* **RECORD EXTRACTS**:
>> Begin
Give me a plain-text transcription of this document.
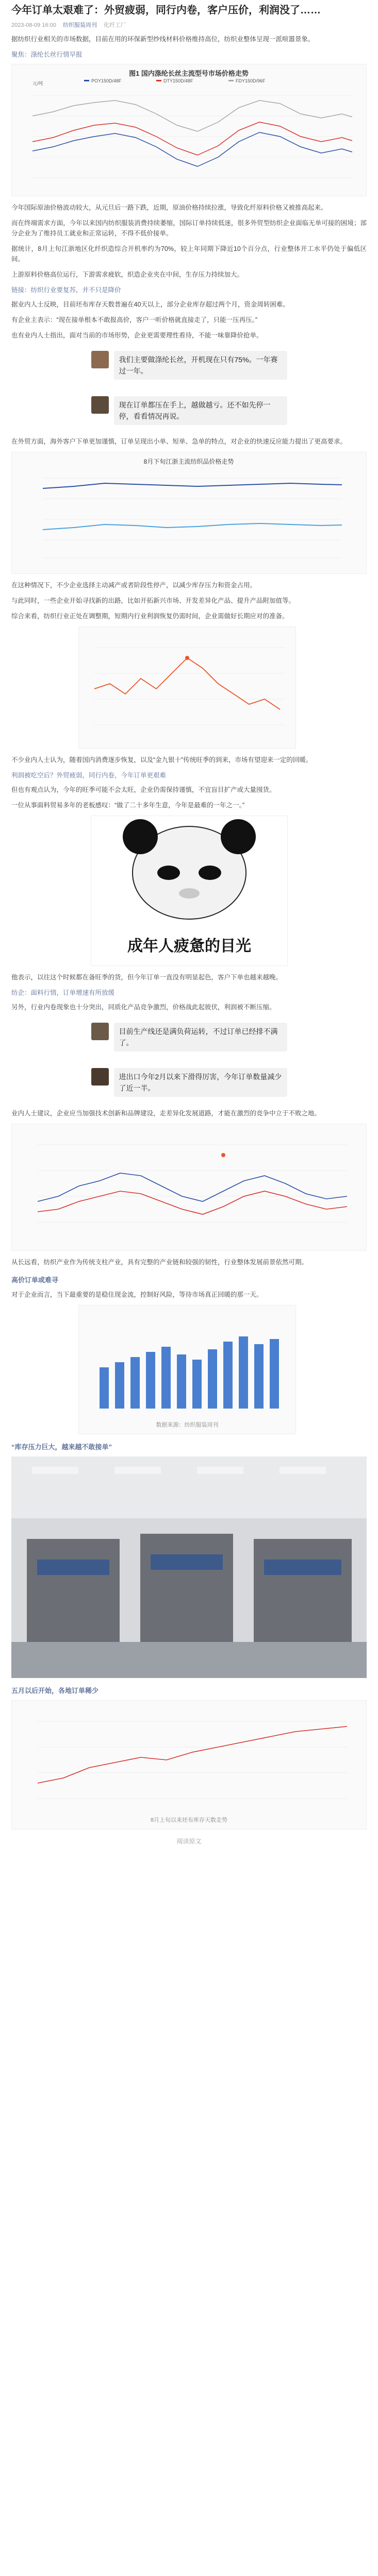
今年订单太艰难了：外贸疲弱，同行内卷，客户压价，利润没了……
2023-08-09 16:00 纺织服装周刊 化纤工厂

据纺织行业相关的市场数据，目前在用的环保新型纱线材料价格维持高位，纺织业整体呈现一派喧嚣景象。

聚焦：涤纶长丝行情早报
图1 国内涤纶长丝主流型号市场价格走势
元/吨	POY150D/48F	DTY150D/48F	FDY150D/96F

今年国际原油价格波动较大，从元旦后一路下跌，近期，原油价格持续拉涨，导致化纤原料价格又被推高起来。

而在终端需求方面，今年以来国内纺织服装消费持续萎缩，国际订单持续低迷，很多外贸型纺织企业面临无单可接的困境；部分企业为了维持员工就业和正常运转，不得不低价接单。

据统计，8月上旬江浙地区化纤织造综合开机率约为70%，较上年同期下降近10个百分点，行业整体开工水平仍处于偏低区间。

上游原料价格高位运行，下游需求疲软，织造企业夹在中间，生存压力持续加大。

链接：纺织行业要复苏，并不只是降价

据业内人士反映，目前坯布库存天数普遍在40天以上，部分企业库存超过两个月，资金周转困难。

有企业主表示：“现在接单根本不敢报高价，客户一听价格就直接走了，只能一压再压。”

也有业内人士指出，面对当前的市场形势，企业更需要理性看待，不能一味靠降价抢单。

我们主要做涤纶长丝，开机现在只有75%。一年赛过一年。
现在订单都压在手上，越做越亏。还不如先停一停，看看情况再说。

在外贸方面，海外客户下单更加谨慎，订单呈现出小单、短单、急单的特点，对企业的快速反应能力提出了更高要求。

8月下旬江浙主流纺织品价格走势

在这种情况下，不少企业选择主动减产或者阶段性停产，以减少库存压力和资金占用。

与此同时，一些企业开始寻找新的出路，比如开拓新兴市场、开发差异化产品、提升产品附加值等。

综合来看，纺织行业正处在调整期，短期内行业利润恢复仍需时间，企业需做好长期应对的准备。

不少业内人士认为，随着国内消费逐步恢复，以及“金九银十”传统旺季的到来，市场有望迎来一定的回暖。

利润被吃空后？外贸疲弱，同行内卷，今年订单更艰难

但也有观点认为，今年的旺季可能不会太旺，企业仍需保持谨慎，不宜盲目扩产或大量囤货。

一位从事面料贸易多年的老板感叹：“做了二十多年生意，今年是最难的一年之一。”

成年人疲惫的目光

他表示，以往这个时候都在备旺季的货，但今年订单一直没有明显起色，客户下单也越来越晚。

纺企：面料行情，订单增速有所放缓

另外，行业内卷现象也十分突出，同质化产品竞争激烈，价格战此起彼伏，利润被不断压缩。

目前生产线还是满负荷运转，不过订单已经排不满了。
进出口今年2月以来下滑得厉害，今年订单数量减少了近一半。

业内人士建议，企业应当加强技术创新和品牌建设，走差异化发展道路，才能在激烈的竞争中立于不败之地。

从长远看，纺织产业作为传统支柱产业，具有完整的产业链和较强的韧性，行业整体发展前景依然可期。

高价订单或难寻

对于企业而言，当下最重要的是稳住现金流，控制好风险，等待市场真正回暖的那一天。

数据来源：纺织服装周刊
“库存压力巨大，越来越不敢接单”
五月以后开始，各地订单稀少
8月上旬以来坯布库存天数走势
阅读原文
>> End
* **PROBLEM TO SOLVE**: Find every line in the records above that holds the word "纺织服装周刊", and copy each one.

* **RESULT OF THE EXERCISE**:
2023-08-09 16:00 纺织服装周刊 化纤工厂
数据来源：纺织服装周刊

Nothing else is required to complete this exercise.